**Entries supplied**
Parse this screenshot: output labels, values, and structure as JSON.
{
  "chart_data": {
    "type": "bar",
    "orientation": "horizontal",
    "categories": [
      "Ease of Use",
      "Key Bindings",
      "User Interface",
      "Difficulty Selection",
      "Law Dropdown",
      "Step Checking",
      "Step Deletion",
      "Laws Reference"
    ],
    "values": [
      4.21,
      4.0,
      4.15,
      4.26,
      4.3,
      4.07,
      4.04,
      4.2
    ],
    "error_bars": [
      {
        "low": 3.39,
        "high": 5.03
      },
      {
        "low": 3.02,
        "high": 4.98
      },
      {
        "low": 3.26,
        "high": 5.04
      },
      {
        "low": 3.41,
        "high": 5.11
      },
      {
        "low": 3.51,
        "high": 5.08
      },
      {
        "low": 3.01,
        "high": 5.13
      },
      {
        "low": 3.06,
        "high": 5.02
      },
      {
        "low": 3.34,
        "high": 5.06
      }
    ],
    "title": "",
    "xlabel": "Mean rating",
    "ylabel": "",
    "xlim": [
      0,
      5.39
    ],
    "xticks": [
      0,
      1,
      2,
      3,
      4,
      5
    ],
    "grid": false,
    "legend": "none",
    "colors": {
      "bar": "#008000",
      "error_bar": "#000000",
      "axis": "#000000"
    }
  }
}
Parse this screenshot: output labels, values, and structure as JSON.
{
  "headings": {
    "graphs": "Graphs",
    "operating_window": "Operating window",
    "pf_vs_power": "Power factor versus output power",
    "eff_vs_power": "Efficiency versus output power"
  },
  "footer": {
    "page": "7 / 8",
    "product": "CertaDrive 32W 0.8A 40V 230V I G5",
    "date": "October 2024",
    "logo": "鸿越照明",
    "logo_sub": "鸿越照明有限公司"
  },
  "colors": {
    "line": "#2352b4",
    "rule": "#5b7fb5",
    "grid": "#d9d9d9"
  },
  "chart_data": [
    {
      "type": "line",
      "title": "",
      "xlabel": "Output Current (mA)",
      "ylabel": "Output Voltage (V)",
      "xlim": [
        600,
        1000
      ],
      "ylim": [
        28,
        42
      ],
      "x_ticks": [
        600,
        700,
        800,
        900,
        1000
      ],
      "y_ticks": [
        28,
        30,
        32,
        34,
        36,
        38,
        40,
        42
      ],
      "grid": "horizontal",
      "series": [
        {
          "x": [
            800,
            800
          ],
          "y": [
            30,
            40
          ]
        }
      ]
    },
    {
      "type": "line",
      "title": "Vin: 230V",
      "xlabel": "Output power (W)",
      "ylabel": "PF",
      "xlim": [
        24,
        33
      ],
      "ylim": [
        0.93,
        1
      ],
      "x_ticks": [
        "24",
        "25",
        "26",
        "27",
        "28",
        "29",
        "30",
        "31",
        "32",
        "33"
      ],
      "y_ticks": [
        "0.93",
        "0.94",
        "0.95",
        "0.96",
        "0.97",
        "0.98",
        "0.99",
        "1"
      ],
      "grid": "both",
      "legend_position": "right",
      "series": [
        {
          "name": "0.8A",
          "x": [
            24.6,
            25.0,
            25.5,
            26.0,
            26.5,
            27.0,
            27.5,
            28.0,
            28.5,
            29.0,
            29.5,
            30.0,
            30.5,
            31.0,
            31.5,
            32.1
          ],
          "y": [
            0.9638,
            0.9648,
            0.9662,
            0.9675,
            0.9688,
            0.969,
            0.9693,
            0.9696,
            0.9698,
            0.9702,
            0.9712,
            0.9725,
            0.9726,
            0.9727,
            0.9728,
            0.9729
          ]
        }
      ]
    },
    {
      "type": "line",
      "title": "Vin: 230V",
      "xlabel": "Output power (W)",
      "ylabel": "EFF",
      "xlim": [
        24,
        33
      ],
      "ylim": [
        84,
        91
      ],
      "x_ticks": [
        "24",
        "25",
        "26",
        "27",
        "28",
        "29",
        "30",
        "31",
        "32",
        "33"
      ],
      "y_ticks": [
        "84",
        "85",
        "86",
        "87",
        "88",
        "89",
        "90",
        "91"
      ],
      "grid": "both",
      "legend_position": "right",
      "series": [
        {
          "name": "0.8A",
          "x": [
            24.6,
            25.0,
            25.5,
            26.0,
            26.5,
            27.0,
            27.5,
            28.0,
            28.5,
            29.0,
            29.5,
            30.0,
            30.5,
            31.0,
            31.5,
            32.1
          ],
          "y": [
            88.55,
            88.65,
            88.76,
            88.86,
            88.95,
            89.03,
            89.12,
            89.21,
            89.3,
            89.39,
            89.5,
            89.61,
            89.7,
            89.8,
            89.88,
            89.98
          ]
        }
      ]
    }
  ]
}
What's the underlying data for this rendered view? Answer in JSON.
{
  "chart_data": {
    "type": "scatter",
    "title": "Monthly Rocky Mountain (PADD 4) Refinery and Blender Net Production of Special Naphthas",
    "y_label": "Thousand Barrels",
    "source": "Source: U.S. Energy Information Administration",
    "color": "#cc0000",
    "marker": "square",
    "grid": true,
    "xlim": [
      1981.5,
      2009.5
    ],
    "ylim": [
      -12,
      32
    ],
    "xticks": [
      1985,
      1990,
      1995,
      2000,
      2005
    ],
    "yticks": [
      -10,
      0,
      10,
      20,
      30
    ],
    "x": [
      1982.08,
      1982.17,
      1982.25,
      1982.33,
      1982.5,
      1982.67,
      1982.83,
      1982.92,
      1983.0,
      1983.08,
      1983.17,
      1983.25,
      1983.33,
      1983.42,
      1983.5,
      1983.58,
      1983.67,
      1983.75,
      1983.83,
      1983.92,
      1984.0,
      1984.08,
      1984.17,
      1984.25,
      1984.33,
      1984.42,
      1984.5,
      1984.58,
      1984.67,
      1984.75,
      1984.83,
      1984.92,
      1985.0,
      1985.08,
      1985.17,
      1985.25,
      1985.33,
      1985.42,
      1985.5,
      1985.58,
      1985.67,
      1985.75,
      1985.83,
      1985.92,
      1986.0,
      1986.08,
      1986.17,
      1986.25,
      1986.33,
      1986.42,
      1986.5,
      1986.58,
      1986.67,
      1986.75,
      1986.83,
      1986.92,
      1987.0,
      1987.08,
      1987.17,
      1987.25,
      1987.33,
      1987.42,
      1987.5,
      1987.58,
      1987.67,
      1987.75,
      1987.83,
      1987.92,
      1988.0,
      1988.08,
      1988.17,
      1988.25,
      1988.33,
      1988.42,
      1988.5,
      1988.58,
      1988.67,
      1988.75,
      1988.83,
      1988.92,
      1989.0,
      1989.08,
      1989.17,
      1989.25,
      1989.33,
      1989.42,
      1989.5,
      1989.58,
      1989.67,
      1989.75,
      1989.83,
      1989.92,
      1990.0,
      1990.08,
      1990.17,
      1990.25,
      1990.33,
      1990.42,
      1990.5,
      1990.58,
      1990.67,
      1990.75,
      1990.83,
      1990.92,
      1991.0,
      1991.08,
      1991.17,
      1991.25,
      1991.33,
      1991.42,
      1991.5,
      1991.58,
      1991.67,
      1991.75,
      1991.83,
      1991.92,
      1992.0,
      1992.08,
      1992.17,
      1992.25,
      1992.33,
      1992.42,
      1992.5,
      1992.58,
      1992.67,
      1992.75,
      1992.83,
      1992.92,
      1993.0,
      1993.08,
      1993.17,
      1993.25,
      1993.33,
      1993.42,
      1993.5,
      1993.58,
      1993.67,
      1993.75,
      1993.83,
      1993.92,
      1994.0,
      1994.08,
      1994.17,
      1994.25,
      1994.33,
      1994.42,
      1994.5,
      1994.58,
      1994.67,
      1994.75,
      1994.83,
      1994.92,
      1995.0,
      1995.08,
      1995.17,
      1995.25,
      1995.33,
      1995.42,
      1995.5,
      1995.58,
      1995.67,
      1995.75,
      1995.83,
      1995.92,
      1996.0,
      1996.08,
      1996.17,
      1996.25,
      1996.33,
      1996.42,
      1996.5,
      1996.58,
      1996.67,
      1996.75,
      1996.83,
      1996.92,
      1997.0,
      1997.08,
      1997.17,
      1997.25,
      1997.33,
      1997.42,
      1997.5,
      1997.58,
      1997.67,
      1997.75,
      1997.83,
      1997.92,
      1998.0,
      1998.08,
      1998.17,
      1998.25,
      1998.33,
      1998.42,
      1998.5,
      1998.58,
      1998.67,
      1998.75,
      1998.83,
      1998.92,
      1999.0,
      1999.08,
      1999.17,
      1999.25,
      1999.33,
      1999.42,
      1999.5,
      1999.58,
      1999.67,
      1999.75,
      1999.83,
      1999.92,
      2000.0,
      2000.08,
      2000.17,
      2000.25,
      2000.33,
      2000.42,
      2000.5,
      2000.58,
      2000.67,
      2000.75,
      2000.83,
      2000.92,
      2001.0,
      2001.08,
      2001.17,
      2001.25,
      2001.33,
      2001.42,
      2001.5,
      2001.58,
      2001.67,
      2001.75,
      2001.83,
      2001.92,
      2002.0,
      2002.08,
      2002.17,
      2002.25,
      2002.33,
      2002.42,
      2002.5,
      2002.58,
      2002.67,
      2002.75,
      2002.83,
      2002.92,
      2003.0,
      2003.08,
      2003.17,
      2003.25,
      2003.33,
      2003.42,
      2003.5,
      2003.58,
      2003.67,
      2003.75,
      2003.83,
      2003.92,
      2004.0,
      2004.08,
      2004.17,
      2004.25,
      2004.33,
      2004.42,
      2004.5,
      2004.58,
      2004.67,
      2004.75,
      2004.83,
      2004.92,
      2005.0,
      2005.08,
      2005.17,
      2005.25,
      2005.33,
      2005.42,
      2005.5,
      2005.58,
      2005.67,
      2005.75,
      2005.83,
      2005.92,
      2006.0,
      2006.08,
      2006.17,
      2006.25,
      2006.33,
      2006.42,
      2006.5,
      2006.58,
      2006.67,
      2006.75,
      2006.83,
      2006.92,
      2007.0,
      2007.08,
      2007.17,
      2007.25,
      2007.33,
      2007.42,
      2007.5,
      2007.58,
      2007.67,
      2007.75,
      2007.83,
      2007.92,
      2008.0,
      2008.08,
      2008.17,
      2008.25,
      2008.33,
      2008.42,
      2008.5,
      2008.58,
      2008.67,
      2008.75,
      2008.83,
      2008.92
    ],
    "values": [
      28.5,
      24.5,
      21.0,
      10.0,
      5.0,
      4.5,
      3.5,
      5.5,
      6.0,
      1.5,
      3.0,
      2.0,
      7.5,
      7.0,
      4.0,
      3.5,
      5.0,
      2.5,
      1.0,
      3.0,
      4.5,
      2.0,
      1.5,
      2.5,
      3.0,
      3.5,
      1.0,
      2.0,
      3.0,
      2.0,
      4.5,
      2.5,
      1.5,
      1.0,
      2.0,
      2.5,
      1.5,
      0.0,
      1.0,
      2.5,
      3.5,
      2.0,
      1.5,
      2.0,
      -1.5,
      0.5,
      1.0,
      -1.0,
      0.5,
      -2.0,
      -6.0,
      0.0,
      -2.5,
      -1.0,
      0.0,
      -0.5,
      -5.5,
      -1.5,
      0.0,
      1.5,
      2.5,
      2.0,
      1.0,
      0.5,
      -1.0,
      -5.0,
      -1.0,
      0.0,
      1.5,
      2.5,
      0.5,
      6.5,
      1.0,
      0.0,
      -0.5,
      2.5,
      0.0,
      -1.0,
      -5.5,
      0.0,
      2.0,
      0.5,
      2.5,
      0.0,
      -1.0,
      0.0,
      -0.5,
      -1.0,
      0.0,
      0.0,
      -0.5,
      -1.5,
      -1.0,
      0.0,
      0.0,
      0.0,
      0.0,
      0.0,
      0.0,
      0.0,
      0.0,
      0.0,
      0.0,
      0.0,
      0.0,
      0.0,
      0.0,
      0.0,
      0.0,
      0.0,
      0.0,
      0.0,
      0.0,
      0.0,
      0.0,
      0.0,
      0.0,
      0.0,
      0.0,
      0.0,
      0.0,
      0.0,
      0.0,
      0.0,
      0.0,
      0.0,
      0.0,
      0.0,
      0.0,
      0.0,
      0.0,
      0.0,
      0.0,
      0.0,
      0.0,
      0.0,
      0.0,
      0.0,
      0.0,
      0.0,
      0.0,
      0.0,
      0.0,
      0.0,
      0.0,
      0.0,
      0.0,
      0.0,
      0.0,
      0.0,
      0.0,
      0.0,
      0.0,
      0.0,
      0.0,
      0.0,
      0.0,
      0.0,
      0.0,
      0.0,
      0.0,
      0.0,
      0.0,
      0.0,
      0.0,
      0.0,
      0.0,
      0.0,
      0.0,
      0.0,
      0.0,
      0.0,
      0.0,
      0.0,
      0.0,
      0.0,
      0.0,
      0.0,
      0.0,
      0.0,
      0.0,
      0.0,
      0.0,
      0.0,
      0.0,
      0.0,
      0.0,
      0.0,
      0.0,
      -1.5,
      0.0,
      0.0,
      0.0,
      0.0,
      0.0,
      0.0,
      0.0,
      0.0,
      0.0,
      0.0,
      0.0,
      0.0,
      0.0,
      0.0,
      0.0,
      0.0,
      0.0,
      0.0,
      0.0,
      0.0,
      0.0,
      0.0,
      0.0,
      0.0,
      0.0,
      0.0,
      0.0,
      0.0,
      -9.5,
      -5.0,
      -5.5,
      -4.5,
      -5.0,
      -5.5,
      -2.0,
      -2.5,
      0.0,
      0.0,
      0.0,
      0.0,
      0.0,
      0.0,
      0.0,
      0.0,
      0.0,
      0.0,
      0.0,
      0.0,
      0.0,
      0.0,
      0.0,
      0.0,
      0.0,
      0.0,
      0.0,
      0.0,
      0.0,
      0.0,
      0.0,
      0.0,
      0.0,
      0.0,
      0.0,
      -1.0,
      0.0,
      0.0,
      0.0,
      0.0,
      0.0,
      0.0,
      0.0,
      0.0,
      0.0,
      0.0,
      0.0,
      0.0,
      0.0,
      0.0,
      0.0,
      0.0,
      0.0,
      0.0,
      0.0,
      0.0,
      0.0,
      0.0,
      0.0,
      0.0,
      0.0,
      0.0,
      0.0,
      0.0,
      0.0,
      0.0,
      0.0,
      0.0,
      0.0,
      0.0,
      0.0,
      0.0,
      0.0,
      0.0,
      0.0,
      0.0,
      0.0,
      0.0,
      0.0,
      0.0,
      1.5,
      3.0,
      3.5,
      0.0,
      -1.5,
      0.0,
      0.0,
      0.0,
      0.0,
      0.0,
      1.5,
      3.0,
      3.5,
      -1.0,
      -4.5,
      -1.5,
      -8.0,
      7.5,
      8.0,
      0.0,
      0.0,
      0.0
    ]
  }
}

**Your task**
Search the records for the word "grid". Copy every line that has it.

**Task solution**
    "grid": false,
    "grid": "#d9d9d9"
      "grid": "horizontal",
      "grid": "both",
      "grid": "both",
    "grid": true,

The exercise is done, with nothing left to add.